→ **Your task**:
Restate the full set of records exactly, without adding or dropping a word.

--- start of Record extracts ---

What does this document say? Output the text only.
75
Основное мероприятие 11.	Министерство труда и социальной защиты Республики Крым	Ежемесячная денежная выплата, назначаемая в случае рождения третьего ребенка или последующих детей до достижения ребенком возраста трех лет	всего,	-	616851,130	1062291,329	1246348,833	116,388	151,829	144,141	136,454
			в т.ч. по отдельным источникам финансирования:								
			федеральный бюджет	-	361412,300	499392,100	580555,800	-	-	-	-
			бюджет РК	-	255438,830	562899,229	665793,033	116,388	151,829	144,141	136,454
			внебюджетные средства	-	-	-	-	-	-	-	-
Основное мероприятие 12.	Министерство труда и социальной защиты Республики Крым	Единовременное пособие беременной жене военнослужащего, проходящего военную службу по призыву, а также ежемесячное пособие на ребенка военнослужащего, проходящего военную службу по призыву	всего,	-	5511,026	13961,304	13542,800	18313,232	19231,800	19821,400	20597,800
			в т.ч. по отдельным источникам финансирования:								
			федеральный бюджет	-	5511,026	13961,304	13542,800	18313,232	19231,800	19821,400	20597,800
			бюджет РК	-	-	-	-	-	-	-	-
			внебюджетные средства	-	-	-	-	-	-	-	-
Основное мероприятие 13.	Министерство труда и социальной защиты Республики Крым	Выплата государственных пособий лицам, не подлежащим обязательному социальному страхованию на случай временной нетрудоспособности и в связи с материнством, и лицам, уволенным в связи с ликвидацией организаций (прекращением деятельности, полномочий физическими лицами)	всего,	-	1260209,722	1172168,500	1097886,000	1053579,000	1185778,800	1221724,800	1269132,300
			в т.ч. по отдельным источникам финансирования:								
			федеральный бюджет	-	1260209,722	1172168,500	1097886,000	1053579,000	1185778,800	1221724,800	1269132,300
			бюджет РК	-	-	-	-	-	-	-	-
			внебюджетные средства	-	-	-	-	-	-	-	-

--- end of Record extracts ---

→ **Problem solution**:
What does this document say? Output the text only.
75
Основное мероприятие 11.	Министерство труда и социальной защиты Республики Крым	Ежемесячная денежная выплата, назначаемая в случае рождения третьего ребенка или последующих детей до достижения ребенком возраста трех лет	всего,	-	616851,130	1062291,329	1246348,833	116,388	151,829	144,141	136,454
			в т.ч. по отдельным источникам финансирования:								
			федеральный бюджет	-	361412,300	499392,100	580555,800	-	-	-	-
			бюджет РК	-	255438,830	562899,229	665793,033	116,388	151,829	144,141	136,454
			внебюджетные средства	-	-	-	-	-	-	-	-
Основное мероприятие 12.	Министерство труда и социальной защиты Республики Крым	Единовременное пособие беременной жене военнослужащего, проходящего военную службу по призыву, а также ежемесячное пособие на ребенка военнослужащего, проходящего военную службу по призыву	всего,	-	5511,026	13961,304	13542,800	18313,232	19231,800	19821,400	20597,800
			в т.ч. по отдельным источникам финансирования:								
			федеральный бюджет	-	5511,026	13961,304	13542,800	18313,232	19231,800	19821,400	20597,800
			бюджет РК	-	-	-	-	-	-	-	-
			внебюджетные средства	-	-	-	-	-	-	-	-
Основное мероприятие 13.	Министерство труда и социальной защиты Республики Крым	Выплата государственных пособий лицам, не подлежащим обязательному социальному страхованию на случай временной нетрудоспособности и в связи с материнством, и лицам, уволенным в связи с ликвидацией организаций (прекращением деятельности, полномочий физическими лицами)	всего,	-	1260209,722	1172168,500	1097886,000	1053579,000	1185778,800	1221724,800	1269132,300
			в т.ч. по отдельным источникам финансирования:								
			федеральный бюджет	-	1260209,722	1172168,500	1097886,000	1053579,000	1185778,800	1221724,800	1269132,300
			бюджет РК	-	-	-	-	-	-	-	-
			внебюджетные средства	-	-	-	-	-	-	-	-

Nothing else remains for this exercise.